---- PAGE EXTRACT
Carbon dioxide is not the only problem greenhouse gas. Emissions of methane (including from livestock) and nitrous oxide (largely produced by vehicle exhausts) show no sign of falling.

According to the United Nations Environment Program, over a 20-year period, methane is 80 times more potent at warming than carbon dioxide. Methane has accounted for roughly 30 per cent of global warming since pre-industrial times and is proliferating faster than at any other time since record keeping began in the 1980s.

“Nitrous oxide molecules stay in the atmosphere for an average of 114 years before being removed by a sink or destroyed through chemical reactions,” says the US Environment Protection Agency. “The impact of a pound of N2O on warming the atmosphere is almost 300 times that of a pound of carbon dioxide.”


The 2015 Paris Agreement requires all countries to commit to policies aimed at limiting global warming to 1.5 degrees above pre-industrial levels and to ratchet up the results every five years. But there is little consistency between nations. That’s largely because each country could nominate the baseline year against which its reduction targets would be measured.

Findings by Our World in Data’s Climate Action Tracker show that on current international policies, global greenhouse gas emissions will rise until mid-century and then fall, slowly and by not nearly enough to avoid climate catastrophe. By the end of the century, temperatures would rise by between 2.5 and 2.9 degrees.

Even if current targets were achieved by all countries, temperatures would rise by more than 2 degrees.

The Albanese government has legislated targets for Australian emissions reduction of 43% by 2030 and to net zero by 2050. The means of achieving these goals are mostly still unspecified.

In 2015, the Climate Change Authority called for a reduction of 45% to 65% by 2030. But the Coalition government did little to achieve that: because of that neglect, the more ambitious goal is now almost impossible to achieve.

Annual emissions are now already 22% below those of 2005, so another 21% will be needed if the government’s legislated target is to be met by 2030. But that first 22% took 12 years to achieve; there is now just over seven years to realise the second. And the government is relying almost entirely on the electricity generating sector to achieve this.

But they cannot rely on electricity generation to achieve net zero by 2050. So although there is 20 years to get there, it will need further massive reform over all sections of the economy – transport, industry, commerce, households and agriculture. Every one of these presents far greater challenges than those found in power generation.

In fact, these are easier targets than they should be. The British Climate Change Act, which has been in force since 2008, also aims to achieve net-zero by 2050 but uses 1990 levels as a baseline. If that baseline had been chosen by the Australian government, it would have to decrease emissions by 31% in the next seven years rather than 21%.

Perhaps the most significant policy initiative so far in place was legislated by the Abbott government in 2016, though at that time it was camouflage for doing nothing. The Safeguard Mechanism provides pollution limits for each of 215 large companies operating in this country.
--------
---- DATA LINES
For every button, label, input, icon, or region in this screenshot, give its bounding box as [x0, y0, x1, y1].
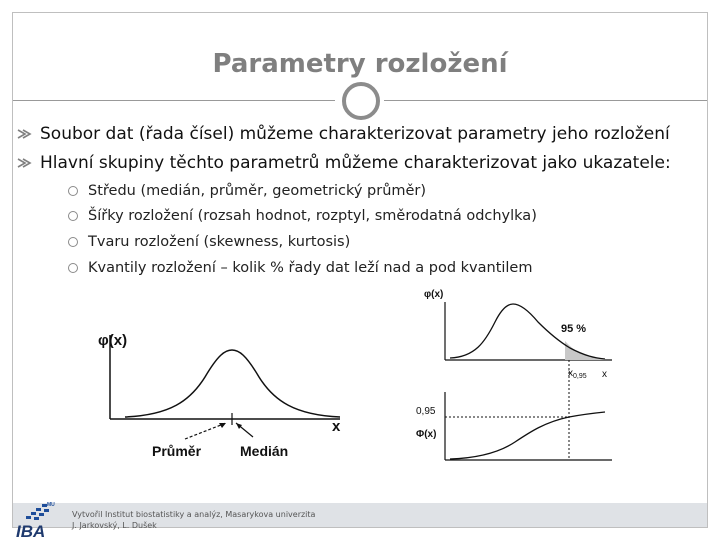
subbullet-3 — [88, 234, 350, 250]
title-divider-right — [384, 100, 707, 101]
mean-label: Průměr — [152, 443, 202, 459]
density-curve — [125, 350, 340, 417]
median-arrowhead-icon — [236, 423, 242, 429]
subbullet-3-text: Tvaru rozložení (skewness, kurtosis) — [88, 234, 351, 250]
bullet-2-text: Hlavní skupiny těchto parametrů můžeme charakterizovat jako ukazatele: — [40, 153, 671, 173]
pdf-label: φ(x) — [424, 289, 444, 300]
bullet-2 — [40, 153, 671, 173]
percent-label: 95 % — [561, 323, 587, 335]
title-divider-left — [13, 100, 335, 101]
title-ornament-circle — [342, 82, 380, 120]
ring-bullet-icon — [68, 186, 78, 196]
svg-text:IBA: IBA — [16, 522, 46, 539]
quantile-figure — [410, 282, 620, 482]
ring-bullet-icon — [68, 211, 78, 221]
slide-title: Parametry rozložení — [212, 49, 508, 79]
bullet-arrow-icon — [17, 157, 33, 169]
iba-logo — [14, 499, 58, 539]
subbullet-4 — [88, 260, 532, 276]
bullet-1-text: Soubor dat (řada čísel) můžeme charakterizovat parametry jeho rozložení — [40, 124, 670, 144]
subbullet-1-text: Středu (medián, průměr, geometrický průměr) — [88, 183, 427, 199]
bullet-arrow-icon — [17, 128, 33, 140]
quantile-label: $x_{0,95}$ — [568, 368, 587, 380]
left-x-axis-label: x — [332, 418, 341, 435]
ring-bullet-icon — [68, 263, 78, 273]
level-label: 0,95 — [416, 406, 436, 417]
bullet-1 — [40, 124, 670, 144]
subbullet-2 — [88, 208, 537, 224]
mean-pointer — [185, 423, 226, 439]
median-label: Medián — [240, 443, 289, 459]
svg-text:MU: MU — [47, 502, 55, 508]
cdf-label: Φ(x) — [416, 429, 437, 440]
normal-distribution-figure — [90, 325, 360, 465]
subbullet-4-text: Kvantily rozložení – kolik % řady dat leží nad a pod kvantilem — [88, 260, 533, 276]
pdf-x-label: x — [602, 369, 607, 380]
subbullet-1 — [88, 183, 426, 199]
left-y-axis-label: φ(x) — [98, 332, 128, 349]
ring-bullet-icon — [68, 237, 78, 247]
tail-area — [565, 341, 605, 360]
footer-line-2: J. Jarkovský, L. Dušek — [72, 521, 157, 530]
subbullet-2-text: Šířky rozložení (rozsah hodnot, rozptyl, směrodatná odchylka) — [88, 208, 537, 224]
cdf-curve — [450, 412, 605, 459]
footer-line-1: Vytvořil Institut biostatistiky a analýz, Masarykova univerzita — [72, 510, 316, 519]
--------
---- DATA LINES
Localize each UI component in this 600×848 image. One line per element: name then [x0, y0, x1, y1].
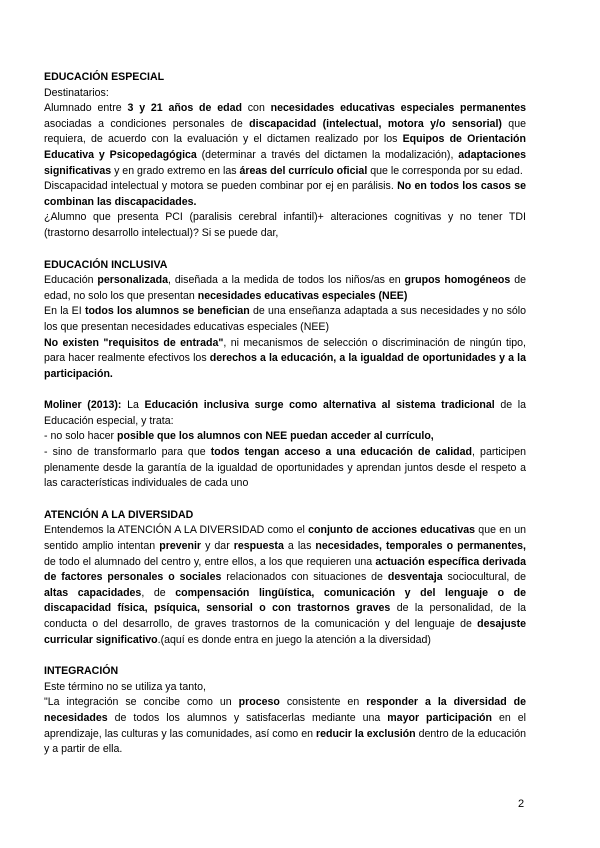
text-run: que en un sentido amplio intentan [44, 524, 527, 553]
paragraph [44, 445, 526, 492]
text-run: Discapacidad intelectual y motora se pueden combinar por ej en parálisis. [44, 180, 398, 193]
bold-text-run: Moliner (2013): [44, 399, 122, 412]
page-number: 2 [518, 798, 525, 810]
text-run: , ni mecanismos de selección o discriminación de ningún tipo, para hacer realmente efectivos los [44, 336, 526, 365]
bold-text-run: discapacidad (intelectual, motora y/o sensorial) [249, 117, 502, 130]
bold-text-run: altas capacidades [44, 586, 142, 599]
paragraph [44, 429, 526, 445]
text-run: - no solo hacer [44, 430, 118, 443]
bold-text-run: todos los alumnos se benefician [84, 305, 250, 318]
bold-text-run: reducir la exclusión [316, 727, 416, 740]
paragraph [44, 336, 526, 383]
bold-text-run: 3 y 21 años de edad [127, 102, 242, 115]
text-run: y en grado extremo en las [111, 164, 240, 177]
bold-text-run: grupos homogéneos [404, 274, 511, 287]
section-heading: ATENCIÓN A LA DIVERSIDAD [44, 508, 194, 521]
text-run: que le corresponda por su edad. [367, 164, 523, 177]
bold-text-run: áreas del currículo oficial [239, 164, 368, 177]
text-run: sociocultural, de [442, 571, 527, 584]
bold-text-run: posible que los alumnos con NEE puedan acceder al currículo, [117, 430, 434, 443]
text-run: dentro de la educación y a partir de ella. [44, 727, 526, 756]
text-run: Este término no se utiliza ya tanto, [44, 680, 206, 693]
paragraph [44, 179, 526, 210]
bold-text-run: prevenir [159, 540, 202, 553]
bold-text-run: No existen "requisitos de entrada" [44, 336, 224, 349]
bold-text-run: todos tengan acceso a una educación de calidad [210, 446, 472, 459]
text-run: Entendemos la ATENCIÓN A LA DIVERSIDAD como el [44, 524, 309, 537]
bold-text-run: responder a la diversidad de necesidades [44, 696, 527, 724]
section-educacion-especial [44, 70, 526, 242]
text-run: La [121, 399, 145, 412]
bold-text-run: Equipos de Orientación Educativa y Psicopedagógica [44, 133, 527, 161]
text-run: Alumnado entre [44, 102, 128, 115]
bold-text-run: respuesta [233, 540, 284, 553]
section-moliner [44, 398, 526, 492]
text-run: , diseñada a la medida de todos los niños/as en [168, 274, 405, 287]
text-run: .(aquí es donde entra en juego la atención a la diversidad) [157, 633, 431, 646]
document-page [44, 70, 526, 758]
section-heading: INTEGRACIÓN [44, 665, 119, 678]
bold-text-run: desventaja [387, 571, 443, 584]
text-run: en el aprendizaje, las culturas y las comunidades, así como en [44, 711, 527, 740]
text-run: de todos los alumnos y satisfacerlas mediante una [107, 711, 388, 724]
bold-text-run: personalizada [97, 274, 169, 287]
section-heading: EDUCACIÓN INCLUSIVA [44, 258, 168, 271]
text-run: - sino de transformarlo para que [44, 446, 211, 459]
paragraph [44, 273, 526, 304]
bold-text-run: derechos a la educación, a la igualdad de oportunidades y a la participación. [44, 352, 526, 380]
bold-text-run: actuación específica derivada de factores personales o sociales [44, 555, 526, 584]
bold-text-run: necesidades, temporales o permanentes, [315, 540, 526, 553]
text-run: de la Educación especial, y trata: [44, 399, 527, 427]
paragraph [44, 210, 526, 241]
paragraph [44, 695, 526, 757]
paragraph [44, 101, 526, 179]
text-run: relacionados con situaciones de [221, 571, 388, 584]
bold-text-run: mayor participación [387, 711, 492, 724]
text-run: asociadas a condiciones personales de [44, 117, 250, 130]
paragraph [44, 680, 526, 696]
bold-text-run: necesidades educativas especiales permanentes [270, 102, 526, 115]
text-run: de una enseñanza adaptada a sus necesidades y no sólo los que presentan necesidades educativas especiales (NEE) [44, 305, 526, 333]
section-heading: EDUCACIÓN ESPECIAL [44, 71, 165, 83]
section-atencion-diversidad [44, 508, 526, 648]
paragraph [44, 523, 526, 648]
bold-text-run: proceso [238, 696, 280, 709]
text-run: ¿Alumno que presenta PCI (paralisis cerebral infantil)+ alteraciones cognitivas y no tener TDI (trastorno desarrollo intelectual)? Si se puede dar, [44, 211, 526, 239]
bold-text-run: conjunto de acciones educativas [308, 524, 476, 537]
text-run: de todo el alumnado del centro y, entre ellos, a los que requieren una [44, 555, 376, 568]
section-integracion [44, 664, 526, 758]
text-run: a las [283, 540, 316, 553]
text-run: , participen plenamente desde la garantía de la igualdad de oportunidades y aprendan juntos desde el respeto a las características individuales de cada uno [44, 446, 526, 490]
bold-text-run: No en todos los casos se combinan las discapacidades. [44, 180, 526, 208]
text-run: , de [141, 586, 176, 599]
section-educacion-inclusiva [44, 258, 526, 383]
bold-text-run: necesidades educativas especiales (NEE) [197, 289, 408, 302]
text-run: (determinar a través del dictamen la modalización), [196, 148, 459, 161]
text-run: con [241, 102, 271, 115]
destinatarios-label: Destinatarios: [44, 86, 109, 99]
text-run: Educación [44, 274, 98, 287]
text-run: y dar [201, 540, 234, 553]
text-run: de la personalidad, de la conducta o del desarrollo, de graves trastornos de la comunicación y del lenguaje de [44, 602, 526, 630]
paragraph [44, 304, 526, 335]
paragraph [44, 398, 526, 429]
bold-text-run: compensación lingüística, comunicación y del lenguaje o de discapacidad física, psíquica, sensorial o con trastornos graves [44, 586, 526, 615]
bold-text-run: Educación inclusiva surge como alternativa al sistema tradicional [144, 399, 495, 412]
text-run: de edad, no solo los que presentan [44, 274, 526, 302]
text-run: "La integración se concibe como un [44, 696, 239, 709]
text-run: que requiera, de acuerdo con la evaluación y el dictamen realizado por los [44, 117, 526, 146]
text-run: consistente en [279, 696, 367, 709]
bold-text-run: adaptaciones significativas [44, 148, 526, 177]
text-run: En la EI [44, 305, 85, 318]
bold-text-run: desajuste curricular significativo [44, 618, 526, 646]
--------
SHORT EXERCISE 1: Translate this sentence from the emissions article into Spanish: "Even if current targets were achieved by all countries, temperatures would rise by more than 2 degrees."
SHORT EXERCISE 2: Write what comes next in the emissions article, starting right after its last sentence.
This data has no connection to the emissions article.

FINAL RESULT 1: Aunque todos los países cumplieran los objetivos actuales, las temperaturas aumentarían más de 2 grados.

FINAL RESULT 2:
But under the Abbott formula, those limits were set so high as to have little practical effect. The top polluters went right on polluting. This graph shows the amount of CO2 produced by the top ten emitting companies during the first five years under the Safeguard Mechanism.


The new government plans to make Abbott’s scheme actually do something. A draft bill, currently out for consultation, provides for tradeable credits that facilities with relatively low-cost abatement can sell to other firms that have more limited options. It’s the closest thing to a carbon price we’re likely to get.

ARENA, the Australian Renewable Energy Agency, has been refocussed on renewables after the Coalition’s policies of allowing public investment in non-renewables.

The electricity grid ... not up to the job
A $20 billion Rewiring the Nation program will invest in ensuring electricity grids are adapted to deal with the flood of renewables coming on-stream. Under this program, the Marinus link – the second submarine interconnector between Tasmania and the mainland – will be funded, allowing the state’s renewable hydro and wind power to be ramped up and exported to Victoria and other states.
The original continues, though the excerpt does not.